--- start of DATA FOR THIS TASK ---

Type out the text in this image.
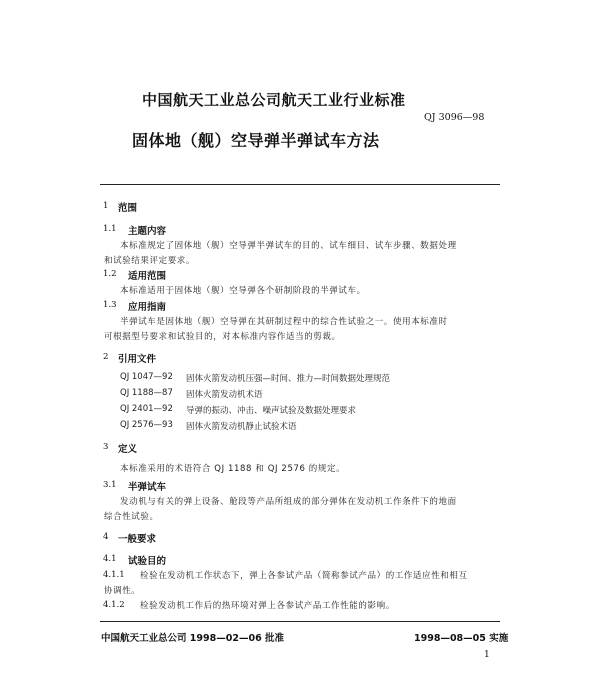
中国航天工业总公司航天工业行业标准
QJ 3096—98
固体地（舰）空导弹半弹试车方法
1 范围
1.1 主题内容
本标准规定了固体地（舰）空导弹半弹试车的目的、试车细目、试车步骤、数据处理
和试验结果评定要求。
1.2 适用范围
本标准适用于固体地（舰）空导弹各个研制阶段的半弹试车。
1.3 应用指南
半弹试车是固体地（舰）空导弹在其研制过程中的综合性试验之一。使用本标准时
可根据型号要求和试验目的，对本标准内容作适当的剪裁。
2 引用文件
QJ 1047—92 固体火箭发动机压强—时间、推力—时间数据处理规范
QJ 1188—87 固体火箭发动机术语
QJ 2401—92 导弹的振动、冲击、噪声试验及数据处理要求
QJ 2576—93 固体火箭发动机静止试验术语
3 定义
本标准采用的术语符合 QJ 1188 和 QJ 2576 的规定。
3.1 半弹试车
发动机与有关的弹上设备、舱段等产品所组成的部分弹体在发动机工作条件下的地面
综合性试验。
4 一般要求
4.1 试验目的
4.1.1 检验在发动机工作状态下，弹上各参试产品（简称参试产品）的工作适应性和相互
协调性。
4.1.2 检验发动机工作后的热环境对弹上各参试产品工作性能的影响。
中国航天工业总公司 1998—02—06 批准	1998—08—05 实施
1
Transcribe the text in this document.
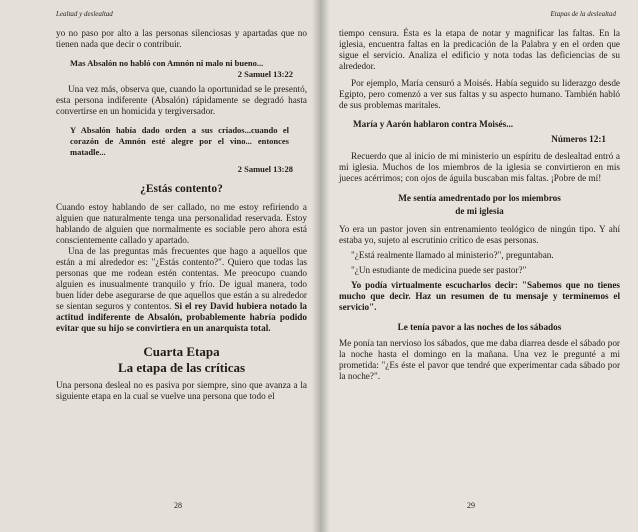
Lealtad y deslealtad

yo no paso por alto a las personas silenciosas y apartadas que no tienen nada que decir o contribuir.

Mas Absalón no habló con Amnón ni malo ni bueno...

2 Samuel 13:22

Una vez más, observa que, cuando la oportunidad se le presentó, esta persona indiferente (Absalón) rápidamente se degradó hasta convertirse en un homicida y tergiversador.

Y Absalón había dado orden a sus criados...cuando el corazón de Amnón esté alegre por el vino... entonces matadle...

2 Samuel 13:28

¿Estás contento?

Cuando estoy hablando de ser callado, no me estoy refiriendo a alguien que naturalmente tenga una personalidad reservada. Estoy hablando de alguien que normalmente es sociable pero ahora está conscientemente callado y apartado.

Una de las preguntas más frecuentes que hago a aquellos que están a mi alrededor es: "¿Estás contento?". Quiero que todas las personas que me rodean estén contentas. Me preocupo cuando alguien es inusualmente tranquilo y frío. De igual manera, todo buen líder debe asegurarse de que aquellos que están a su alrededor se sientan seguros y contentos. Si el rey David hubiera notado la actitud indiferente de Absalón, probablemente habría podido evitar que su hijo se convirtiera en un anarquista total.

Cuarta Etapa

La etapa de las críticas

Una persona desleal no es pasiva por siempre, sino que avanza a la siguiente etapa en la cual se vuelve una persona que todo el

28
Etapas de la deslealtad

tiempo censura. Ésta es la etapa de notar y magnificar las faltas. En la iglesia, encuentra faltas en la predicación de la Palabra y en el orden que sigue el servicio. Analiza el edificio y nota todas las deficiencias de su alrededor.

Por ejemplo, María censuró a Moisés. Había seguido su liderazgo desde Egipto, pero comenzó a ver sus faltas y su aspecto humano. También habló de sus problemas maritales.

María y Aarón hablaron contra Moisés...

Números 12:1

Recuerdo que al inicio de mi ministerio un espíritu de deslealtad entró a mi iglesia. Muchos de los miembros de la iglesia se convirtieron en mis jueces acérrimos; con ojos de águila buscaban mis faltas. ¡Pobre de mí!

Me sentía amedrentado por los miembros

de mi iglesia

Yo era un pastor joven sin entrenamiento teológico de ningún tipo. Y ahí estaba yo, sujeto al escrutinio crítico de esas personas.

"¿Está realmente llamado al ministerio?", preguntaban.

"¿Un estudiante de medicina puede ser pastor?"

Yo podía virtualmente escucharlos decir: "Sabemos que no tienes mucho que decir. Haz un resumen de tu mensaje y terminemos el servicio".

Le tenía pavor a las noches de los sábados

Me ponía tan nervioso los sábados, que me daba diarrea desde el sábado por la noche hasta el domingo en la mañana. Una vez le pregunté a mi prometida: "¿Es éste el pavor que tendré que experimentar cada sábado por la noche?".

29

--- end of DATA FOR THIS TASK ---

Your job is to transcribe the entries above exactly; skip the pictures.

Type out the text in this image.
中国航天工业总公司航天工业行业标准
QJ 3096—98
固体地（舰）空导弹半弹试车方法
1 范围
1.1 主题内容
本标准规定了固体地（舰）空导弹半弹试车的目的、试车细目、试车步骤、数据处理
和试验结果评定要求。
1.2 适用范围
本标准适用于固体地（舰）空导弹各个研制阶段的半弹试车。
1.3 应用指南
半弹试车是固体地（舰）空导弹在其研制过程中的综合性试验之一。使用本标准时
可根据型号要求和试验目的，对本标准内容作适当的剪裁。
2 引用文件
QJ 1047—92 固体火箭发动机压强—时间、推力—时间数据处理规范
QJ 1188—87 固体火箭发动机术语
QJ 2401—92 导弹的振动、冲击、噪声试验及数据处理要求
QJ 2576—93 固体火箭发动机静止试验术语
3 定义
本标准采用的术语符合 QJ 1188 和 QJ 2576 的规定。
3.1 半弹试车
发动机与有关的弹上设备、舱段等产品所组成的部分弹体在发动机工作条件下的地面
综合性试验。
4 一般要求
4.1 试验目的
4.1.1 检验在发动机工作状态下，弹上各参试产品（简称参试产品）的工作适应性和相互
协调性。
4.1.2 检验发动机工作后的热环境对弹上各参试产品工作性能的影响。
中国航天工业总公司 1998—02—06 批准	1998—08—05 实施
1
Transcribe the text in this document.
Lealtad y deslealtad

yo no paso por alto a las personas silenciosas y apartadas que no tienen nada que decir o contribuir.

Mas Absalón no habló con Amnón ni malo ni bueno...

2 Samuel 13:22

Una vez más, observa que, cuando la oportunidad se le presentó, esta persona indiferente (Absalón) rápidamente se degradó hasta convertirse en un homicida y tergiversador.

Y Absalón había dado orden a sus criados...cuando el corazón de Amnón esté alegre por el vino... entonces matadle...

2 Samuel 13:28

¿Estás contento?

Cuando estoy hablando de ser callado, no me estoy refiriendo a alguien que naturalmente tenga una personalidad reservada. Estoy hablando de alguien que normalmente es sociable pero ahora está conscientemente callado y apartado.

Una de las preguntas más frecuentes que hago a aquellos que están a mi alrededor es: "¿Estás contento?". Quiero que todas las personas que me rodean estén contentas. Me preocupo cuando alguien es inusualmente tranquilo y frío. De igual manera, todo buen líder debe asegurarse de que aquellos que están a su alrededor se sientan seguros y contentos. Si el rey David hubiera notado la actitud indiferente de Absalón, probablemente habría podido evitar que su hijo se convirtiera en un anarquista total.

Cuarta Etapa

La etapa de las críticas

Una persona desleal no es pasiva por siempre, sino que avanza a la siguiente etapa en la cual se vuelve una persona que todo el

28
Etapas de la deslealtad

tiempo censura. Ésta es la etapa de notar y magnificar las faltas. En la iglesia, encuentra faltas en la predicación de la Palabra y en el orden que sigue el servicio. Analiza el edificio y nota todas las deficiencias de su alrededor.

Por ejemplo, María censuró a Moisés. Había seguido su liderazgo desde Egipto, pero comenzó a ver sus faltas y su aspecto humano. También habló de sus problemas maritales.

María y Aarón hablaron contra Moisés...

Números 12:1

Recuerdo que al inicio de mi ministerio un espíritu de deslealtad entró a mi iglesia. Muchos de los miembros de la iglesia se convirtieron en mis jueces acérrimos; con ojos de águila buscaban mis faltas. ¡Pobre de mí!

Me sentía amedrentado por los miembros

de mi iglesia

Yo era un pastor joven sin entrenamiento teológico de ningún tipo. Y ahí estaba yo, sujeto al escrutinio crítico de esas personas.

"¿Está realmente llamado al ministerio?", preguntaban.

"¿Un estudiante de medicina puede ser pastor?"

Yo podía virtualmente escucharlos decir: "Sabemos que no tienes mucho que decir. Haz un resumen de tu mensaje y terminemos el servicio".

Le tenía pavor a las noches de los sábados

Me ponía tan nervioso los sábados, que me daba diarrea desde el sábado por la noche hasta el domingo en la mañana. Una vez le pregunté a mi prometida: "¿Es éste el pavor que tendré que experimentar cada sábado por la noche?".

29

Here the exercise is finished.